(Data entries)
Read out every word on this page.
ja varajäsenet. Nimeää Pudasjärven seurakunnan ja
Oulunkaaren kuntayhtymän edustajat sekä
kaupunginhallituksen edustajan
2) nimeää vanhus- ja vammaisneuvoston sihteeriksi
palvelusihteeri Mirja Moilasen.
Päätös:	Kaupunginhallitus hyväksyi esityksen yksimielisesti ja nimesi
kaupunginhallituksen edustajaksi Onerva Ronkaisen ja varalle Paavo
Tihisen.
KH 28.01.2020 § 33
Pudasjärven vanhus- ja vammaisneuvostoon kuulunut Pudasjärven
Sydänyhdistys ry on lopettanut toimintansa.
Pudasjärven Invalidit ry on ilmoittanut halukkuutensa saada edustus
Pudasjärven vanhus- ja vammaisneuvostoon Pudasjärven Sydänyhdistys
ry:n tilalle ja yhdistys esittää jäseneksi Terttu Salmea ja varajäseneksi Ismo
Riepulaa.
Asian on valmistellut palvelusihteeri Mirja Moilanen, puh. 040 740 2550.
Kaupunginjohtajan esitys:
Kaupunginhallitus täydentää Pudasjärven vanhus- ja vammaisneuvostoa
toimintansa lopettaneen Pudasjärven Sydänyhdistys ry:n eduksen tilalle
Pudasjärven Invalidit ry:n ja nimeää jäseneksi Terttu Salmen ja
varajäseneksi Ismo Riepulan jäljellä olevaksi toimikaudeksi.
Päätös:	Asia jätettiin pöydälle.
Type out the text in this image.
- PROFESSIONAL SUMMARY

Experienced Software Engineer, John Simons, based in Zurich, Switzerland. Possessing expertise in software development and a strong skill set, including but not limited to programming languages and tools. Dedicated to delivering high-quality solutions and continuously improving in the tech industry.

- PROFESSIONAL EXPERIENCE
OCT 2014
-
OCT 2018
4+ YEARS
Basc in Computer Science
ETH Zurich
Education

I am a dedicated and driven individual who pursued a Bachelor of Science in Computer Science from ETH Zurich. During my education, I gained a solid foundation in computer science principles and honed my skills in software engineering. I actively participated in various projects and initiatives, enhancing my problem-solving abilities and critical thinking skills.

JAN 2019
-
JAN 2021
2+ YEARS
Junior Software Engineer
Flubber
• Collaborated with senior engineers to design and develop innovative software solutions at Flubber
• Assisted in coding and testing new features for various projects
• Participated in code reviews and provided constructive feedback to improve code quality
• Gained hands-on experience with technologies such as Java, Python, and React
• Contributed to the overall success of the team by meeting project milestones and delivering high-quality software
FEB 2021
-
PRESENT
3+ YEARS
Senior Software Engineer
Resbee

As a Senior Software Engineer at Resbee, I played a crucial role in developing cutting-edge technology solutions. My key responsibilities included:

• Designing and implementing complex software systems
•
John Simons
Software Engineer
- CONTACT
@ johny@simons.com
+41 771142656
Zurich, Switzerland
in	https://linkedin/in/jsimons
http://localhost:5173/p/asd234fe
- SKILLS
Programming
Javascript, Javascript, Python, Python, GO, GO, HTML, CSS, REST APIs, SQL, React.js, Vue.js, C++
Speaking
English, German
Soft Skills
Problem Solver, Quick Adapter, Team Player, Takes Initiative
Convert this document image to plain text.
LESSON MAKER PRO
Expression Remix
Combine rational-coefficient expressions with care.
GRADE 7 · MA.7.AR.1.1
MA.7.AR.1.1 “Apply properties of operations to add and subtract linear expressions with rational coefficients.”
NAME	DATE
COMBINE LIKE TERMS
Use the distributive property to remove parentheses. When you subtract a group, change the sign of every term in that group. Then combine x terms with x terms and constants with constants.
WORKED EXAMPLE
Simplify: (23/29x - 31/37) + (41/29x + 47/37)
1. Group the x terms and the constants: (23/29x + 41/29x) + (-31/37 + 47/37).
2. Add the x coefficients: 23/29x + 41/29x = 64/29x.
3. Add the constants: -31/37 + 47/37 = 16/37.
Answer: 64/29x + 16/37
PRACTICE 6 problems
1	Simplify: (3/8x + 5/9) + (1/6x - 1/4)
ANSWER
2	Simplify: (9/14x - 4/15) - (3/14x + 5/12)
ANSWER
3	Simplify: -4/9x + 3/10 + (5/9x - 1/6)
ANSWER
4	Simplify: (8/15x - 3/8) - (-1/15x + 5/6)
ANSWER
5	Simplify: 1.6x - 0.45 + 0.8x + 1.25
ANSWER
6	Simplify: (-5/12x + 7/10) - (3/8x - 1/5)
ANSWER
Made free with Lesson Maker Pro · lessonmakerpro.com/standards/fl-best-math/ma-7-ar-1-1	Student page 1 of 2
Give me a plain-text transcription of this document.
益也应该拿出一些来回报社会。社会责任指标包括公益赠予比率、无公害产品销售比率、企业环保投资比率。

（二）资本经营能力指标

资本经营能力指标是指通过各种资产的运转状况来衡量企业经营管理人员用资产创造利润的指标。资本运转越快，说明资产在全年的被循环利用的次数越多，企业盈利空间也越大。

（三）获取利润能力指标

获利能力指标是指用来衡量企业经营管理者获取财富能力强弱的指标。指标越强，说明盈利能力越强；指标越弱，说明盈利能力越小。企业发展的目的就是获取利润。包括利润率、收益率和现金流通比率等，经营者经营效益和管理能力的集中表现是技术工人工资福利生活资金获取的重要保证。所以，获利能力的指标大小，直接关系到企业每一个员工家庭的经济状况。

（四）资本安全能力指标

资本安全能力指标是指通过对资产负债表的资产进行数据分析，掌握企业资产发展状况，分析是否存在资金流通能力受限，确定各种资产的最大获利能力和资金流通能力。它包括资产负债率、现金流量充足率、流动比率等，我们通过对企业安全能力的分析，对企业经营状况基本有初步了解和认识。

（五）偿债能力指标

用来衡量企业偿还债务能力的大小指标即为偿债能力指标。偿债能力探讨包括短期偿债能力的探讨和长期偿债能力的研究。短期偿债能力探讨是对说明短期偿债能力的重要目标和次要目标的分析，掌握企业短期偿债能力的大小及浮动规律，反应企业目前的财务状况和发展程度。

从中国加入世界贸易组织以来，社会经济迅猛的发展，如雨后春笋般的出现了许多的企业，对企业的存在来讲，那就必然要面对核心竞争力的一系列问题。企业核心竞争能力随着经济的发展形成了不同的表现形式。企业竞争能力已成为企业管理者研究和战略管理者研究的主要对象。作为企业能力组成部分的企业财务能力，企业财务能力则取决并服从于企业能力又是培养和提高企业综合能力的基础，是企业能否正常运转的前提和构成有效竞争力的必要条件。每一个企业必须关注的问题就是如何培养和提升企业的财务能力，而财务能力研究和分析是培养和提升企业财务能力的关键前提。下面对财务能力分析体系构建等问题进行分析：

**Work instructions:** State how many lines in the records above contain the word "Pudasjärven", giving only the number.

**Answer to the task:** 7